#### DIRECTIONS
Would you output the whole listing below, exactly as it reads?

#### DATA EXTRACT
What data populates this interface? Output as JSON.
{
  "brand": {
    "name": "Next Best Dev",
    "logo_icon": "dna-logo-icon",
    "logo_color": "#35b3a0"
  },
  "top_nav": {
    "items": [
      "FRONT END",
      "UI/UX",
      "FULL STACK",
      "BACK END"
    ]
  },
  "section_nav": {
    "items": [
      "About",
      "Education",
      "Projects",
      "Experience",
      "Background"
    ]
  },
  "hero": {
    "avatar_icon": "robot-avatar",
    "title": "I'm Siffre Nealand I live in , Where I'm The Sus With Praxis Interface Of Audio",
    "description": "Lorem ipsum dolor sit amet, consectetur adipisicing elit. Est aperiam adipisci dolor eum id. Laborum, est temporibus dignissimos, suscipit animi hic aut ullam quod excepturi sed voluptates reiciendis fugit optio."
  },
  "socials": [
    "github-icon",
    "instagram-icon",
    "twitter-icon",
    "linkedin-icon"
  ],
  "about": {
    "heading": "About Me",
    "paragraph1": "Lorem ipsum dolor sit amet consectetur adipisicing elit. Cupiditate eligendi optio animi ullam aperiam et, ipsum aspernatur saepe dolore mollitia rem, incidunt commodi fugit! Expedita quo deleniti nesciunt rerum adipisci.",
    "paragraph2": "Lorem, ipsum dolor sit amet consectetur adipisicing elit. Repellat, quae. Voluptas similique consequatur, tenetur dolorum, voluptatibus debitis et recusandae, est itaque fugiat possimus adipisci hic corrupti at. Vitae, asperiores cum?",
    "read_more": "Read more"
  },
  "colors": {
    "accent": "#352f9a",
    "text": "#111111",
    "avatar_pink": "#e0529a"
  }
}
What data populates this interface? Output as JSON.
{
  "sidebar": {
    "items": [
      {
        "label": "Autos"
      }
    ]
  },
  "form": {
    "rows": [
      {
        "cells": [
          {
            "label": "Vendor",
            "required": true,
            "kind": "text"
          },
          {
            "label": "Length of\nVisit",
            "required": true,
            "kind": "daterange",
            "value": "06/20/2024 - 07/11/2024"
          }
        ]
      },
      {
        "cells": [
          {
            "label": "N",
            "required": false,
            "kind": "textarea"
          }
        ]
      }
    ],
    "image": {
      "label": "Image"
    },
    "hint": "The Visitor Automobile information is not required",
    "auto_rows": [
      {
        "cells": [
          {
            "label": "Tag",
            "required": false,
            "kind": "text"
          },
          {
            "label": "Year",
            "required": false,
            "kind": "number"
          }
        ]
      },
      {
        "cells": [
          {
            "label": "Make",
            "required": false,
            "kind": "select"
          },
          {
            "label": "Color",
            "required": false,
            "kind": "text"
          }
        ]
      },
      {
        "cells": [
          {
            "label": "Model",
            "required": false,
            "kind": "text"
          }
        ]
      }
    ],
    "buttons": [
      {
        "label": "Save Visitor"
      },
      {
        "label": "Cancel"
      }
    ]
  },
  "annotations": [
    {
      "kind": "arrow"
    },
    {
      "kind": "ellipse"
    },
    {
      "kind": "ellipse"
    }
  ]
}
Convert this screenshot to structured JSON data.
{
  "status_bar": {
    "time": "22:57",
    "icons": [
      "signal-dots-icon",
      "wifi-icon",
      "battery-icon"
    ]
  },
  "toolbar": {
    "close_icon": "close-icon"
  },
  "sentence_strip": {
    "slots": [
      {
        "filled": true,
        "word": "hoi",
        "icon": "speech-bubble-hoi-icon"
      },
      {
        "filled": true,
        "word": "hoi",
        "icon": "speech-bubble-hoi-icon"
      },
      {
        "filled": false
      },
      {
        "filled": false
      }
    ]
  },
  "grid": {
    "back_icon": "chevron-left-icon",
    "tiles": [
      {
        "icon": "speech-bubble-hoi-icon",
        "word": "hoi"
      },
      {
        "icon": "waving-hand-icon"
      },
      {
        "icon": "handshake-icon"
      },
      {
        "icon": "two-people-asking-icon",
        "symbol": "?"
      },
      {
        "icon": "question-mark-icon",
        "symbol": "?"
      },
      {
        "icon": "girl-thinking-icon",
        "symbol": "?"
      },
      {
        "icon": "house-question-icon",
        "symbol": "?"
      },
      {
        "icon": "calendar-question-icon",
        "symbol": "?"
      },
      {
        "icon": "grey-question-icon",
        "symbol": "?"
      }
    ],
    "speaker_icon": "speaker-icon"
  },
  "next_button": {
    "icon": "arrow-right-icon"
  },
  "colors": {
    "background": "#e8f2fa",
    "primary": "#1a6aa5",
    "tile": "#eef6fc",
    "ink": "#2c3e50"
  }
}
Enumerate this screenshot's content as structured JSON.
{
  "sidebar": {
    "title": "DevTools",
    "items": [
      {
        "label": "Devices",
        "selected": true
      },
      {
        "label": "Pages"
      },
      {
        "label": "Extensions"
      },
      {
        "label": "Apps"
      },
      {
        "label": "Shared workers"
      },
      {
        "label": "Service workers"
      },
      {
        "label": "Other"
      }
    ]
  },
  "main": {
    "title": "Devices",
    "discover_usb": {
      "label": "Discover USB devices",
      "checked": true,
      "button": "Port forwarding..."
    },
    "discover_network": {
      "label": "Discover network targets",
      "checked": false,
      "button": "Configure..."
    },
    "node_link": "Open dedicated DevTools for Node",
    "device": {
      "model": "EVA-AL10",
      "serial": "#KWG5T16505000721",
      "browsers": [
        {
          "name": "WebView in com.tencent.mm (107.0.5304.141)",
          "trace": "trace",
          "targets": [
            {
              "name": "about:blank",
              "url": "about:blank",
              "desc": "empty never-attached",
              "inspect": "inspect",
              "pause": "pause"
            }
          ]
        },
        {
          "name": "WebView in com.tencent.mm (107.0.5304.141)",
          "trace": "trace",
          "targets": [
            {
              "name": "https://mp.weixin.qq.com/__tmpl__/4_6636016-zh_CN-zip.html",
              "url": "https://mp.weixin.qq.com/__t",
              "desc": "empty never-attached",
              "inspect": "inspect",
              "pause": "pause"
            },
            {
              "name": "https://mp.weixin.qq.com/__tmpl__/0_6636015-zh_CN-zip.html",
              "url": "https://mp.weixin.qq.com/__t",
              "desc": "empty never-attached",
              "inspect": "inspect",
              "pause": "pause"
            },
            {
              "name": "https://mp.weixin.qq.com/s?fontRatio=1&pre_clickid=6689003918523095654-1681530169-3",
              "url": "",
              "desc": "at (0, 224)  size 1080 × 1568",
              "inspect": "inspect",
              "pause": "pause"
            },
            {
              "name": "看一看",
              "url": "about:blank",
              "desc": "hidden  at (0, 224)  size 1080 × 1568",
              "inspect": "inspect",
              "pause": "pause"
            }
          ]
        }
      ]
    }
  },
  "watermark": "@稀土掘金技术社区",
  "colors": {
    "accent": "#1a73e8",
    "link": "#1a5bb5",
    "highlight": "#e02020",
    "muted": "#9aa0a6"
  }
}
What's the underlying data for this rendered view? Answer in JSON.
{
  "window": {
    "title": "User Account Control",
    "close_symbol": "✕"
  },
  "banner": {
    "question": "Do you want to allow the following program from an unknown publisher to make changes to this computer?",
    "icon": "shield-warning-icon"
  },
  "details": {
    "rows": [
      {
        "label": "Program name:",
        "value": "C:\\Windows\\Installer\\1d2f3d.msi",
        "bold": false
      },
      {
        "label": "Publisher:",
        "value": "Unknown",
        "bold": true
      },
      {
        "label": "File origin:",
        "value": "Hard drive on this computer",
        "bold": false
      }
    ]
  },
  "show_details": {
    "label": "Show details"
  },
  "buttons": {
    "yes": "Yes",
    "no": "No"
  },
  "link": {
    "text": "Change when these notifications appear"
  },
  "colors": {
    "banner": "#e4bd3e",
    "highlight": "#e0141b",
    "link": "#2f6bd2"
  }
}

#### RESULT OF THE EXERCISE
What data populates this interface? Output as JSON.
{
  "brand": {
    "name": "Next Best Dev",
    "logo_icon": "dna-logo-icon",
    "logo_color": "#35b3a0"
  },
  "top_nav": {
    "items": [
      "FRONT END",
      "UI/UX",
      "FULL STACK",
      "BACK END"
    ]
  },
  "section_nav": {
    "items": [
      "About",
      "Education",
      "Projects",
      "Experience",
      "Background"
    ]
  },
  "hero": {
    "avatar_icon": "robot-avatar",
    "title": "I'm Siffre Nealand I live in , Where I'm The Sus With Praxis Interface Of Audio",
    "description": "Lorem ipsum dolor sit amet, consectetur adipisicing elit. Est aperiam adipisci dolor eum id. Laborum, est temporibus dignissimos, suscipit animi hic aut ullam quod excepturi sed voluptates reiciendis fugit optio."
  },
  "socials": [
    "github-icon",
    "instagram-icon",
    "twitter-icon",
    "linkedin-icon"
  ],
  "about": {
    "heading": "About Me",
    "paragraph1": "Lorem ipsum dolor sit amet consectetur adipisicing elit. Cupiditate eligendi optio animi ullam aperiam et, ipsum aspernatur saepe dolore mollitia rem, incidunt commodi fugit! Expedita quo deleniti nesciunt rerum adipisci.",
    "paragraph2": "Lorem, ipsum dolor sit amet consectetur adipisicing elit. Repellat, quae. Voluptas similique consequatur, tenetur dolorum, voluptatibus debitis et recusandae, est itaque fugiat possimus adipisci hic corrupti at. Vitae, asperiores cum?",
    "read_more": "Read more"
  },
  "colors": {
    "accent": "#352f9a",
    "text": "#111111",
    "avatar_pink": "#e0529a"
  }
}
What data populates this interface? Output as JSON.
{
  "sidebar": {
    "items": [
      {
        "label": "Autos"
      }
    ]
  },
  "form": {
    "rows": [
      {
        "cells": [
          {
            "label": "Vendor",
            "required": true,
            "kind": "text"
          },
          {
            "label": "Length of\nVisit",
            "required": true,
            "kind": "daterange",
            "value": "06/20/2024 - 07/11/2024"
          }
        ]
      },
      {
        "cells": [
          {
            "label": "N",
            "required": false,
            "kind": "textarea"
          }
        ]
      }
    ],
    "image": {
      "label": "Image"
    },
    "hint": "The Visitor Automobile information is not required",
    "auto_rows": [
      {
        "cells": [
          {
            "label": "Tag",
            "required": false,
            "kind": "text"
          },
          {
            "label": "Year",
            "required": false,
            "kind": "number"
          }
        ]
      },
      {
        "cells": [
          {
            "label": "Make",
            "required": false,
            "kind": "select"
          },
          {
            "label": "Color",
            "required": false,
            "kind": "text"
          }
        ]
      },
      {
        "cells": [
          {
            "label": "Model",
            "required": false,
            "kind": "text"
          }
        ]
      }
    ],
    "buttons": [
      {
        "label": "Save Visitor"
      },
      {
        "label": "Cancel"
      }
    ]
  },
  "annotations": [
    {
      "kind": "arrow"
    },
    {
      "kind": "ellipse"
    },
    {
      "kind": "ellipse"
    }
  ]
}
Convert this screenshot to structured JSON data.
{
  "status_bar": {
    "time": "22:57",
    "icons": [
      "signal-dots-icon",
      "wifi-icon",
      "battery-icon"
    ]
  },
  "toolbar": {
    "close_icon": "close-icon"
  },
  "sentence_strip": {
    "slots": [
      {
        "filled": true,
        "word": "hoi",
        "icon": "speech-bubble-hoi-icon"
      },
      {
        "filled": true,
        "word": "hoi",
        "icon": "speech-bubble-hoi-icon"
      },
      {
        "filled": false
      },
      {
        "filled": false
      }
    ]
  },
  "grid": {
    "back_icon": "chevron-left-icon",
    "tiles": [
      {
        "icon": "speech-bubble-hoi-icon",
        "word": "hoi"
      },
      {
        "icon": "waving-hand-icon"
      },
      {
        "icon": "handshake-icon"
      },
      {
        "icon": "two-people-asking-icon",
        "symbol": "?"
      },
      {
        "icon": "question-mark-icon",
        "symbol": "?"
      },
      {
        "icon": "girl-thinking-icon",
        "symbol": "?"
      },
      {
        "icon": "house-question-icon",
        "symbol": "?"
      },
      {
        "icon": "calendar-question-icon",
        "symbol": "?"
      },
      {
        "icon": "grey-question-icon",
        "symbol": "?"
      }
    ],
    "speaker_icon": "speaker-icon"
  },
  "next_button": {
    "icon": "arrow-right-icon"
  },
  "colors": {
    "background": "#e8f2fa",
    "primary": "#1a6aa5",
    "tile": "#eef6fc",
    "ink": "#2c3e50"
  }
}
Enumerate this screenshot's content as structured JSON.
{
  "sidebar": {
    "title": "DevTools",
    "items": [
      {
        "label": "Devices",
        "selected": true
      },
      {
        "label": "Pages"
      },
      {
        "label": "Extensions"
      },
      {
        "label": "Apps"
      },
      {
        "label": "Shared workers"
      },
      {
        "label": "Service workers"
      },
      {
        "label": "Other"
      }
    ]
  },
  "main": {
    "title": "Devices",
    "discover_usb": {
      "label": "Discover USB devices",
      "checked": true,
      "button": "Port forwarding..."
    },
    "discover_network": {
      "label": "Discover network targets",
      "checked": false,
      "button": "Configure..."
    },
    "node_link": "Open dedicated DevTools for Node",
    "device": {
      "model": "EVA-AL10",
      "serial": "#KWG5T16505000721",
      "browsers": [
        {
          "name": "WebView in com.tencent.mm (107.0.5304.141)",
          "trace": "trace",
          "targets": [
            {
              "name": "about:blank",
              "url": "about:blank",
              "desc": "empty never-attached",
              "inspect": "inspect",
              "pause": "pause"
            }
          ]
        },
        {
          "name": "WebView in com.tencent.mm (107.0.5304.141)",
          "trace": "trace",
          "targets": [
            {
              "name": "https://mp.weixin.qq.com/__tmpl__/4_6636016-zh_CN-zip.html",
              "url": "https://mp.weixin.qq.com/__t",
              "desc": "empty never-attached",
              "inspect": "inspect",
              "pause": "pause"
            },
            {
              "name": "https://mp.weixin.qq.com/__tmpl__/0_6636015-zh_CN-zip.html",
              "url": "https://mp.weixin.qq.com/__t",
              "desc": "empty never-attached",
              "inspect": "inspect",
              "pause": "pause"
            },
            {
              "name": "https://mp.weixin.qq.com/s?fontRatio=1&pre_clickid=6689003918523095654-1681530169-3",
              "url": "",
              "desc": "at (0, 224)  size 1080 × 1568",
              "inspect": "inspect",
              "pause": "pause"
            },
            {
              "name": "看一看",
              "url": "about:blank",
              "desc": "hidden  at (0, 224)  size 1080 × 1568",
              "inspect": "inspect",
              "pause": "pause"
            }
          ]
        }
      ]
    }
  },
  "watermark": "@稀土掘金技术社区",
  "colors": {
    "accent": "#1a73e8",
    "link": "#1a5bb5",
    "highlight": "#e02020",
    "muted": "#9aa0a6"
  }
}
What's the underlying data for this rendered view? Answer in JSON.
{
  "window": {
    "title": "User Account Control",
    "close_symbol": "✕"
  },
  "banner": {
    "question": "Do you want to allow the following program from an unknown publisher to make changes to this computer?",
    "icon": "shield-warning-icon"
  },
  "details": {
    "rows": [
      {
        "label": "Program name:",
        "value": "C:\\Windows\\Installer\\1d2f3d.msi",
        "bold": false
      },
      {
        "label": "Publisher:",
        "value": "Unknown",
        "bold": true
      },
      {
        "label": "File origin:",
        "value": "Hard drive on this computer",
        "bold": false
      }
    ]
  },
  "show_details": {
    "label": "Show details"
  },
  "buttons": {
    "yes": "Yes",
    "no": "No"
  },
  "link": {
    "text": "Change when these notifications appear"
  },
  "colors": {
    "banner": "#e4bd3e",
    "highlight": "#e0141b",
    "link": "#2f6bd2"
  }
}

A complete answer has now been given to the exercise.